**EXERCISE DATA**

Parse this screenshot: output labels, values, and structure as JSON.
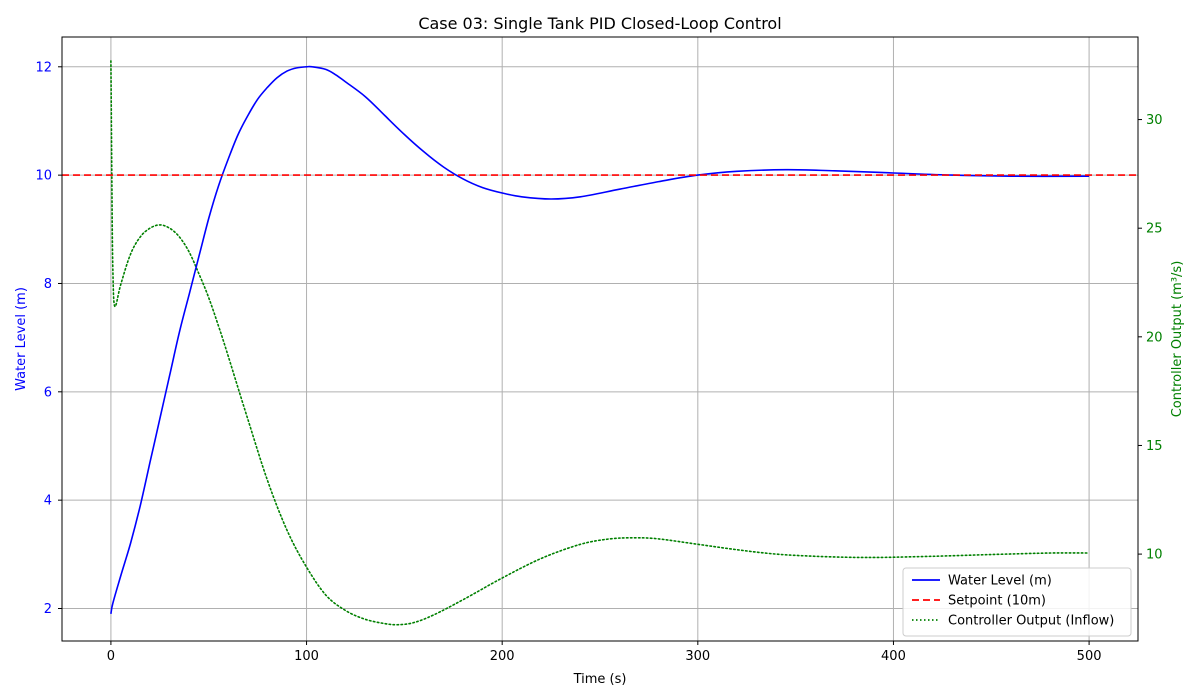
{
  "chart_data": {
    "type": "line",
    "title": "Case 03: Single Tank PID Closed-Loop Control",
    "xlabel": "Time (s)",
    "ylabel_left": "Water Level (m)",
    "ylabel_right": "Controller Output (m³/s)",
    "xlim": [
      -25,
      525
    ],
    "ylim_left": [
      1.4,
      12.55
    ],
    "ylim_right": [
      6.0,
      33.8
    ],
    "x_ticks": [
      0,
      100,
      200,
      300,
      400,
      500
    ],
    "x_tick_labels": [
      "0",
      "100",
      "200",
      "300",
      "400",
      "500"
    ],
    "y_ticks_left": [
      2,
      4,
      6,
      8,
      10,
      12
    ],
    "y_tick_labels_left": [
      "2",
      "4",
      "6",
      "8",
      "10",
      "12"
    ],
    "y_ticks_right": [
      10,
      15,
      20,
      25,
      30
    ],
    "y_tick_labels_right": [
      "10",
      "15",
      "20",
      "25",
      "30"
    ],
    "grid": true,
    "legend_position": "bottom-right",
    "series": [
      {
        "name": "Water Level (m)",
        "axis": "left",
        "color": "#0000ff",
        "style": "solid",
        "x": [
          0,
          1,
          5,
          10,
          15,
          20,
          25,
          30,
          35,
          40,
          45,
          50,
          55,
          60,
          65,
          70,
          75,
          80,
          85,
          90,
          95,
          100,
          103,
          110,
          115,
          120,
          130,
          140,
          150,
          160,
          170,
          180,
          190,
          200,
          210,
          225,
          240,
          260,
          280,
          300,
          320,
          345,
          370,
          400,
          430,
          460,
          500
        ],
        "y": [
          1.9,
          2.1,
          2.6,
          3.2,
          3.9,
          4.7,
          5.5,
          6.3,
          7.1,
          7.8,
          8.5,
          9.2,
          9.8,
          10.3,
          10.75,
          11.1,
          11.4,
          11.62,
          11.8,
          11.92,
          11.98,
          12.0,
          12.0,
          11.95,
          11.85,
          11.72,
          11.45,
          11.1,
          10.75,
          10.43,
          10.15,
          9.93,
          9.77,
          9.67,
          9.6,
          9.56,
          9.6,
          9.74,
          9.88,
          10.0,
          10.07,
          10.1,
          10.08,
          10.04,
          10.0,
          9.98,
          9.98
        ]
      },
      {
        "name": "Setpoint (10m)",
        "axis": "left",
        "color": "#ff0000",
        "style": "dashed",
        "x": [
          -25,
          525
        ],
        "y": [
          10,
          10
        ]
      },
      {
        "name": "Controller Output (Inflow)",
        "axis": "right",
        "color": "#008000",
        "style": "dotted",
        "x": [
          0,
          0.5,
          1,
          2,
          5,
          10,
          15,
          20,
          25,
          30,
          35,
          40,
          45,
          50,
          55,
          60,
          70,
          80,
          90,
          100,
          110,
          120,
          130,
          140,
          147,
          155,
          165,
          180,
          200,
          220,
          240,
          255,
          268,
          280,
          300,
          320,
          340,
          360,
          380,
          395,
          420,
          450,
          480,
          500
        ],
        "y": [
          32.7,
          27.0,
          23.0,
          21.4,
          22.4,
          23.8,
          24.6,
          25.0,
          25.15,
          25.0,
          24.6,
          23.9,
          22.9,
          21.8,
          20.5,
          19.1,
          16.2,
          13.4,
          11.1,
          9.4,
          8.1,
          7.4,
          7.0,
          6.8,
          6.75,
          6.85,
          7.2,
          7.9,
          8.9,
          9.8,
          10.45,
          10.7,
          10.75,
          10.7,
          10.45,
          10.2,
          10.0,
          9.9,
          9.85,
          9.85,
          9.9,
          9.98,
          10.05,
          10.05
        ]
      }
    ]
  }
}
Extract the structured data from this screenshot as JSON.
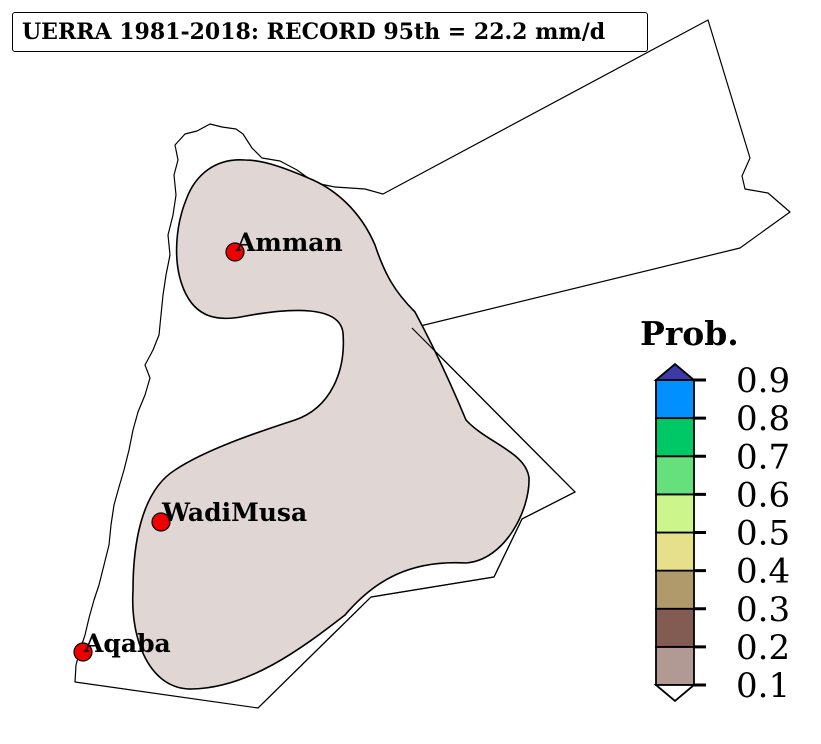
{
  "title": "UERRA 1981-2018: RECORD 95th = 22.2 mm/d",
  "cities": [
    {
      "name": "Amman"
    },
    {
      "name": "WadiMusa"
    },
    {
      "name": "Aqaba"
    }
  ],
  "legend": {
    "title": "Prob.",
    "ticks": [
      "0.9",
      "0.8",
      "0.7",
      "0.6",
      "0.5",
      "0.4",
      "0.3",
      "0.2",
      "0.1"
    ],
    "colors": [
      "#b29a94",
      "#825b52",
      "#b09a6b",
      "#e6e08a",
      "#ccf58c",
      "#65e07c",
      "#00c866",
      "#0090ff",
      "#3b3ba8"
    ],
    "under_color": "#ffffff"
  },
  "colors": {
    "shaded_region": "#e0d6d3",
    "city_marker": "#ee0000",
    "border": "#000000"
  }
}
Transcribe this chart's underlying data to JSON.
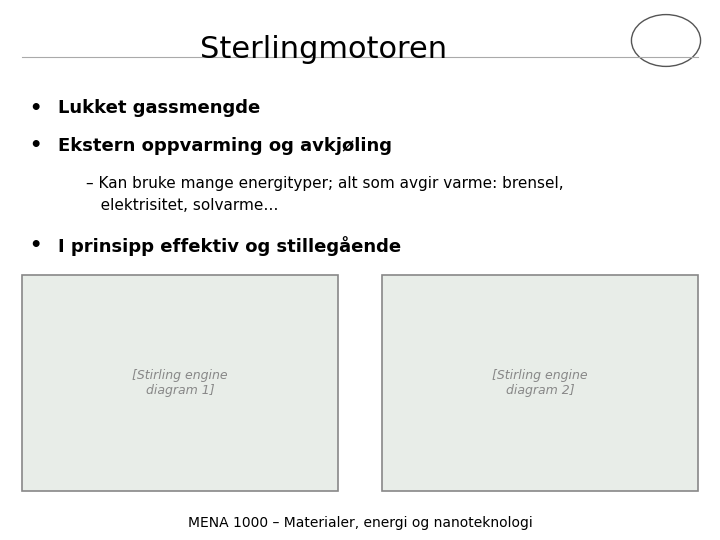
{
  "title": "Sterlingmotoren",
  "title_fontsize": 22,
  "bullet1": "Lukket gassmengde",
  "bullet2": "Ekstern oppvarming og avkjøling",
  "sub_bullet_line1": "– Kan bruke mange energityper; alt som avgir varme: brensel,",
  "sub_bullet_line2": "   elektrisitet, solvarme…",
  "bullet3": "I prinsipp effektiv og stillegående",
  "footer": "MENA 1000 – Materialer, energi og nanoteknologi",
  "background_color": "#ffffff",
  "text_color": "#000000",
  "bullet_fontsize": 13,
  "sub_bullet_fontsize": 11,
  "footer_fontsize": 10,
  "line_color": "#aaaaaa",
  "box_edge_color": "#888888",
  "box_face_color": "#e8ede8"
}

**EXERCISE GOAL**
Quote each line of the listing exactly, but leave the pictures out.

**ANSWER**
Parse this screenshot: output labels, values, and structure as JSON.
{
  "chart_data": {
    "type": "line",
    "title": "Case 03: Single Tank PID Closed-Loop Control",
    "xlabel": "Time (s)",
    "ylabel_left": "Water Level (m)",
    "ylabel_right": "Controller Output (m³/s)",
    "xlim": [
      -25,
      525
    ],
    "ylim_left": [
      1.4,
      12.55
    ],
    "ylim_right": [
      6.0,
      33.8
    ],
    "x_ticks": [
      0,
      100,
      200,
      300,
      400,
      500
    ],
    "x_tick_labels": [
      "0",
      "100",
      "200",
      "300",
      "400",
      "500"
    ],
    "y_ticks_left": [
      2,
      4,
      6,
      8,
      10,
      12
    ],
    "y_tick_labels_left": [
      "2",
      "4",
      "6",
      "8",
      "10",
      "12"
    ],
    "y_ticks_right": [
      10,
      15,
      20,
      25,
      30
    ],
    "y_tick_labels_right": [
      "10",
      "15",
      "20",
      "25",
      "30"
    ],
    "grid": true,
    "legend_position": "bottom-right",
    "series": [
      {
        "name": "Water Level (m)",
        "axis": "left",
        "color": "#0000ff",
        "style": "solid",
        "x": [
          0,
          1,
          5,
          10,
          15,
          20,
          25,
          30,
          35,
          40,
          45,
          50,
          55,
          60,
          65,
          70,
          75,
          80,
          85,
          90,
          95,
          100,
          103,
          110,
          115,
          120,
          130,
          140,
          150,
          160,
          170,
          180,
          190,
          200,
          210,
          225,
          240,
          260,
          280,
          300,
          320,
          345,
          370,
          400,
          430,
          460,
          500
        ],
        "y": [
          1.9,
          2.1,
          2.6,
          3.2,
          3.9,
          4.7,
          5.5,
          6.3,
          7.1,
          7.8,
          8.5,
          9.2,
          9.8,
          10.3,
          10.75,
          11.1,
          11.4,
          11.62,
          11.8,
          11.92,
          11.98,
          12.0,
          12.0,
          11.95,
          11.85,
          11.72,
          11.45,
          11.1,
          10.75,
          10.43,
          10.15,
          9.93,
          9.77,
          9.67,
          9.6,
          9.56,
          9.6,
          9.74,
          9.88,
          10.0,
          10.07,
          10.1,
          10.08,
          10.04,
          10.0,
          9.98,
          9.98
        ]
      },
      {
        "name": "Setpoint (10m)",
        "axis": "left",
        "color": "#ff0000",
        "style": "dashed",
        "x": [
          -25,
          525
        ],
        "y": [
          10,
          10
        ]
      },
      {
        "name": "Controller Output (Inflow)",
        "axis": "right",
        "color": "#008000",
        "style": "dotted",
        "x": [
          0,
          0.5,
          1,
          2,
          5,
          10,
          15,
          20,
          25,
          30,
          35,
          40,
          45,
          50,
          55,
          60,
          70,
          80,
          90,
          100,
          110,
          120,
          130,
          140,
          147,
          155,
          165,
          180,
          200,
          220,
          240,
          255,
          268,
          280,
          300,
          320,
          340,
          360,
          380,
          395,
          420,
          450,
          480,
          500
        ],
        "y": [
          32.7,
          27.0,
          23.0,
          21.4,
          22.4,
          23.8,
          24.6,
          25.0,
          25.15,
          25.0,
          24.6,
          23.9,
          22.9,
          21.8,
          20.5,
          19.1,
          16.2,
          13.4,
          11.1,
          9.4,
          8.1,
          7.4,
          7.0,
          6.8,
          6.75,
          6.85,
          7.2,
          7.9,
          8.9,
          9.8,
          10.45,
          10.7,
          10.75,
          10.7,
          10.45,
          10.2,
          10.0,
          9.9,
          9.85,
          9.85,
          9.9,
          9.98,
          10.05,
          10.05
        ]
      }
    ]
  }
}
Extract the structured data from this screenshot as JSON.
{
  "title": "UERRA 1981-2018: RECORD 95th = 22.2 mm/d",
  "cities": [
    {
      "name": "Amman"
    },
    {
      "name": "WadiMusa"
    },
    {
      "name": "Aqaba"
    }
  ],
  "legend": {
    "title": "Prob.",
    "ticks": [
      "0.9",
      "0.8",
      "0.7",
      "0.6",
      "0.5",
      "0.4",
      "0.3",
      "0.2",
      "0.1"
    ],
    "colors": [
      "#b29a94",
      "#825b52",
      "#b09a6b",
      "#e6e08a",
      "#ccf58c",
      "#65e07c",
      "#00c866",
      "#0090ff",
      "#3b3ba8"
    ],
    "under_color": "#ffffff"
  },
  "colors": {
    "shaded_region": "#e0d6d3",
    "city_marker": "#ee0000",
    "border": "#000000"
  }
}
Transcribe this chart's underlying data to JSON.
{
  "title": "Sterlingmotoren",
  "title_fontsize": 22,
  "bullet1": "Lukket gassmengde",
  "bullet2": "Ekstern oppvarming og avkjøling",
  "sub_bullet_line1": "– Kan bruke mange energityper; alt som avgir varme: brensel,",
  "sub_bullet_line2": "   elektrisitet, solvarme…",
  "bullet3": "I prinsipp effektiv og stillegående",
  "footer": "MENA 1000 – Materialer, energi og nanoteknologi",
  "background_color": "#ffffff",
  "text_color": "#000000",
  "bullet_fontsize": 13,
  "sub_bullet_fontsize": 11,
  "footer_fontsize": 10,
  "line_color": "#aaaaaa",
  "box_edge_color": "#888888",
  "box_face_color": "#e8ede8"
}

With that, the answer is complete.